● **Problem statement**
Produce an exact copy of all the records.

● **Input data**
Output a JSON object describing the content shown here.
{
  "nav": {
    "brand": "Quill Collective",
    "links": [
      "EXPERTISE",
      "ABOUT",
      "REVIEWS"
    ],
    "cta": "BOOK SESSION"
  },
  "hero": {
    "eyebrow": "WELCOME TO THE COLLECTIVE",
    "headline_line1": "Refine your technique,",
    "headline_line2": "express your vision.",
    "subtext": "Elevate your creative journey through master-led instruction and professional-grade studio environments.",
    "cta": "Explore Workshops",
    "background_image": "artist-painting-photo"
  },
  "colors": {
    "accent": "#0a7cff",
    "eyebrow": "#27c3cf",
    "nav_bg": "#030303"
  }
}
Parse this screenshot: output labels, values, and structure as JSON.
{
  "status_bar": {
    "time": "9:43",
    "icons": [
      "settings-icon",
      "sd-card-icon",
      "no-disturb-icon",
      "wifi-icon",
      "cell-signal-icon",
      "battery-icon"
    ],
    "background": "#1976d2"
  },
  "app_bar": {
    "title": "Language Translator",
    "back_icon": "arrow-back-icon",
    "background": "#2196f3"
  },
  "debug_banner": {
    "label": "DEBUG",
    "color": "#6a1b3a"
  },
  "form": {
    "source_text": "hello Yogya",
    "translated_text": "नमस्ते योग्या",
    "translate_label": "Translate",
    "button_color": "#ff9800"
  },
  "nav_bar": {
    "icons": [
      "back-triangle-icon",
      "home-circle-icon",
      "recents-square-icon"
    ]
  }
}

● **Output for this exercise**
Output a JSON object describing the content shown here.
{
  "nav": {
    "brand": "Quill Collective",
    "links": [
      "EXPERTISE",
      "ABOUT",
      "REVIEWS"
    ],
    "cta": "BOOK SESSION"
  },
  "hero": {
    "eyebrow": "WELCOME TO THE COLLECTIVE",
    "headline_line1": "Refine your technique,",
    "headline_line2": "express your vision.",
    "subtext": "Elevate your creative journey through master-led instruction and professional-grade studio environments.",
    "cta": "Explore Workshops",
    "background_image": "artist-painting-photo"
  },
  "colors": {
    "accent": "#0a7cff",
    "eyebrow": "#27c3cf",
    "nav_bg": "#030303"
  }
}
Parse this screenshot: output labels, values, and structure as JSON.
{
  "status_bar": {
    "time": "9:43",
    "icons": [
      "settings-icon",
      "sd-card-icon",
      "no-disturb-icon",
      "wifi-icon",
      "cell-signal-icon",
      "battery-icon"
    ],
    "background": "#1976d2"
  },
  "app_bar": {
    "title": "Language Translator",
    "back_icon": "arrow-back-icon",
    "background": "#2196f3"
  },
  "debug_banner": {
    "label": "DEBUG",
    "color": "#6a1b3a"
  },
  "form": {
    "source_text": "hello Yogya",
    "translated_text": "नमस्ते योग्या",
    "translate_label": "Translate",
    "button_color": "#ff9800"
  },
  "nav_bar": {
    "icons": [
      "back-triangle-icon",
      "home-circle-icon",
      "recents-square-icon"
    ]
  }
}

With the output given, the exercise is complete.